§ **Exercise directions**: Return the material below in full and exactly.

§ **Material for the task**:
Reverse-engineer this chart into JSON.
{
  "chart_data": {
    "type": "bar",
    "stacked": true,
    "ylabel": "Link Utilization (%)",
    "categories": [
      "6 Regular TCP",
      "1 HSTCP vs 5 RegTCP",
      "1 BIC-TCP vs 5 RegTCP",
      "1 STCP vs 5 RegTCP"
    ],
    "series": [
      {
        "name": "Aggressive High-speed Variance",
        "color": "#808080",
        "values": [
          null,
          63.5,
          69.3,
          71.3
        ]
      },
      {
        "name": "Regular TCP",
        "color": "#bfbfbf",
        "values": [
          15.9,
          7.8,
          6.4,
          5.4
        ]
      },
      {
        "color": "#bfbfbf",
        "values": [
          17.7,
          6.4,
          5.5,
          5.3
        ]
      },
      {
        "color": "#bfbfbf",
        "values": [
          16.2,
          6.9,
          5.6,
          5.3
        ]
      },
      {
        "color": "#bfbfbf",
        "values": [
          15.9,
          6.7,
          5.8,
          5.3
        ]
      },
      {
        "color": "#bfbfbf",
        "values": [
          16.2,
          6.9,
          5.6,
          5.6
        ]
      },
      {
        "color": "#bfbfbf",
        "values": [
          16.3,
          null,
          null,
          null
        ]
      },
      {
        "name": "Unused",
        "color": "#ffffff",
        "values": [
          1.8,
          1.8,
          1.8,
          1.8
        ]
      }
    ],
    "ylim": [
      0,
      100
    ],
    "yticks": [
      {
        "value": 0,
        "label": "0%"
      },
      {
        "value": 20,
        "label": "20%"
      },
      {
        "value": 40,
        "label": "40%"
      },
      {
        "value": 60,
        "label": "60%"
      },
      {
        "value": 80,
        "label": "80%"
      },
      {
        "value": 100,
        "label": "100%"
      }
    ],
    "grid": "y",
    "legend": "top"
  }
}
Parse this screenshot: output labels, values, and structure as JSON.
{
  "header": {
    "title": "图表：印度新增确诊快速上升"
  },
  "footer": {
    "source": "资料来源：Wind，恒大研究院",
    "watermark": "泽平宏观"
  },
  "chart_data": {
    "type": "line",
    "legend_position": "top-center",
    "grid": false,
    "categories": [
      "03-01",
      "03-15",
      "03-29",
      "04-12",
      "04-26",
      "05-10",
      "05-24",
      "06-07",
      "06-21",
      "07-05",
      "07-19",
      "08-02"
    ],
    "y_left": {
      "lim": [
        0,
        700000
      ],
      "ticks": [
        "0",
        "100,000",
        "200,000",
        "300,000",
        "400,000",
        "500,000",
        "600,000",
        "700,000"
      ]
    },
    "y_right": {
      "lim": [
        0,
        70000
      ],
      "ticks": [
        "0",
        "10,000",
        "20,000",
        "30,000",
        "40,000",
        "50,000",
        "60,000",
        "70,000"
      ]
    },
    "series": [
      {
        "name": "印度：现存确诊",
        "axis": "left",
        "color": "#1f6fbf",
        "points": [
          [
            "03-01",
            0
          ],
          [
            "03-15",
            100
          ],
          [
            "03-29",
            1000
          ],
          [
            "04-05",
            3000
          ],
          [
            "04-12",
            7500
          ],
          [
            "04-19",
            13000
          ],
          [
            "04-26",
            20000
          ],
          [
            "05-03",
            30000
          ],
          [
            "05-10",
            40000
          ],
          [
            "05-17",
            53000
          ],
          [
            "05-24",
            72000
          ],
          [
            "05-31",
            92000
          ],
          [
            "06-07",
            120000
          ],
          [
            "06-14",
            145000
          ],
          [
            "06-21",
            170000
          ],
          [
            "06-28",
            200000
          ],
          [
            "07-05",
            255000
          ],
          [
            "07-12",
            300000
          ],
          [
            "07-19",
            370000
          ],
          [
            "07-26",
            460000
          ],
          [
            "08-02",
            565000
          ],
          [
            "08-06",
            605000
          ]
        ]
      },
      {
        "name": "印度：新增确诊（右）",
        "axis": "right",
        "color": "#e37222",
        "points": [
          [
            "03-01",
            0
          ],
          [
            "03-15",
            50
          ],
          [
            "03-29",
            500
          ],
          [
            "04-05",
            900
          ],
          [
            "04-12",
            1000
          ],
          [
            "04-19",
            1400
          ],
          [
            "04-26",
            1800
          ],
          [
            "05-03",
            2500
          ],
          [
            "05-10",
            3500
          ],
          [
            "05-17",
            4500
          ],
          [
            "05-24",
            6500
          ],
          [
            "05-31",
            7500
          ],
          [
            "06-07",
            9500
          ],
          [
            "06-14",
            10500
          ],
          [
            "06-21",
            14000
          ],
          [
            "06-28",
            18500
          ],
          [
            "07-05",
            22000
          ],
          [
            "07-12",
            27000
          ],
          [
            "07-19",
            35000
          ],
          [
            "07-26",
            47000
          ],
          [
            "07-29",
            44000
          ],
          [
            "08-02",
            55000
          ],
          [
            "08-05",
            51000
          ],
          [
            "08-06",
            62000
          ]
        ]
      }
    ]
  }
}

§ **Task response**:
Reverse-engineer this chart into JSON.
{
  "chart_data": {
    "type": "bar",
    "stacked": true,
    "ylabel": "Link Utilization (%)",
    "categories": [
      "6 Regular TCP",
      "1 HSTCP vs 5 RegTCP",
      "1 BIC-TCP vs 5 RegTCP",
      "1 STCP vs 5 RegTCP"
    ],
    "series": [
      {
        "name": "Aggressive High-speed Variance",
        "color": "#808080",
        "values": [
          null,
          63.5,
          69.3,
          71.3
        ]
      },
      {
        "name": "Regular TCP",
        "color": "#bfbfbf",
        "values": [
          15.9,
          7.8,
          6.4,
          5.4
        ]
      },
      {
        "color": "#bfbfbf",
        "values": [
          17.7,
          6.4,
          5.5,
          5.3
        ]
      },
      {
        "color": "#bfbfbf",
        "values": [
          16.2,
          6.9,
          5.6,
          5.3
        ]
      },
      {
        "color": "#bfbfbf",
        "values": [
          15.9,
          6.7,
          5.8,
          5.3
        ]
      },
      {
        "color": "#bfbfbf",
        "values": [
          16.2,
          6.9,
          5.6,
          5.6
        ]
      },
      {
        "color": "#bfbfbf",
        "values": [
          16.3,
          null,
          null,
          null
        ]
      },
      {
        "name": "Unused",
        "color": "#ffffff",
        "values": [
          1.8,
          1.8,
          1.8,
          1.8
        ]
      }
    ],
    "ylim": [
      0,
      100
    ],
    "yticks": [
      {
        "value": 0,
        "label": "0%"
      },
      {
        "value": 20,
        "label": "20%"
      },
      {
        "value": 40,
        "label": "40%"
      },
      {
        "value": 60,
        "label": "60%"
      },
      {
        "value": 80,
        "label": "80%"
      },
      {
        "value": 100,
        "label": "100%"
      }
    ],
    "grid": "y",
    "legend": "top"
  }
}
Parse this screenshot: output labels, values, and structure as JSON.
{
  "header": {
    "title": "图表：印度新增确诊快速上升"
  },
  "footer": {
    "source": "资料来源：Wind，恒大研究院",
    "watermark": "泽平宏观"
  },
  "chart_data": {
    "type": "line",
    "legend_position": "top-center",
    "grid": false,
    "categories": [
      "03-01",
      "03-15",
      "03-29",
      "04-12",
      "04-26",
      "05-10",
      "05-24",
      "06-07",
      "06-21",
      "07-05",
      "07-19",
      "08-02"
    ],
    "y_left": {
      "lim": [
        0,
        700000
      ],
      "ticks": [
        "0",
        "100,000",
        "200,000",
        "300,000",
        "400,000",
        "500,000",
        "600,000",
        "700,000"
      ]
    },
    "y_right": {
      "lim": [
        0,
        70000
      ],
      "ticks": [
        "0",
        "10,000",
        "20,000",
        "30,000",
        "40,000",
        "50,000",
        "60,000",
        "70,000"
      ]
    },
    "series": [
      {
        "name": "印度：现存确诊",
        "axis": "left",
        "color": "#1f6fbf",
        "points": [
          [
            "03-01",
            0
          ],
          [
            "03-15",
            100
          ],
          [
            "03-29",
            1000
          ],
          [
            "04-05",
            3000
          ],
          [
            "04-12",
            7500
          ],
          [
            "04-19",
            13000
          ],
          [
            "04-26",
            20000
          ],
          [
            "05-03",
            30000
          ],
          [
            "05-10",
            40000
          ],
          [
            "05-17",
            53000
          ],
          [
            "05-24",
            72000
          ],
          [
            "05-31",
            92000
          ],
          [
            "06-07",
            120000
          ],
          [
            "06-14",
            145000
          ],
          [
            "06-21",
            170000
          ],
          [
            "06-28",
            200000
          ],
          [
            "07-05",
            255000
          ],
          [
            "07-12",
            300000
          ],
          [
            "07-19",
            370000
          ],
          [
            "07-26",
            460000
          ],
          [
            "08-02",
            565000
          ],
          [
            "08-06",
            605000
          ]
        ]
      },
      {
        "name": "印度：新增确诊（右）",
        "axis": "right",
        "color": "#e37222",
        "points": [
          [
            "03-01",
            0
          ],
          [
            "03-15",
            50
          ],
          [
            "03-29",
            500
          ],
          [
            "04-05",
            900
          ],
          [
            "04-12",
            1000
          ],
          [
            "04-19",
            1400
          ],
          [
            "04-26",
            1800
          ],
          [
            "05-03",
            2500
          ],
          [
            "05-10",
            3500
          ],
          [
            "05-17",
            4500
          ],
          [
            "05-24",
            6500
          ],
          [
            "05-31",
            7500
          ],
          [
            "06-07",
            9500
          ],
          [
            "06-14",
            10500
          ],
          [
            "06-21",
            14000
          ],
          [
            "06-28",
            18500
          ],
          [
            "07-05",
            22000
          ],
          [
            "07-12",
            27000
          ],
          [
            "07-19",
            35000
          ],
          [
            "07-26",
            47000
          ],
          [
            "07-29",
            44000
          ],
          [
            "08-02",
            55000
          ],
          [
            "08-05",
            51000
          ],
          [
            "08-06",
            62000
          ]
        ]
      }
    ]
  }
}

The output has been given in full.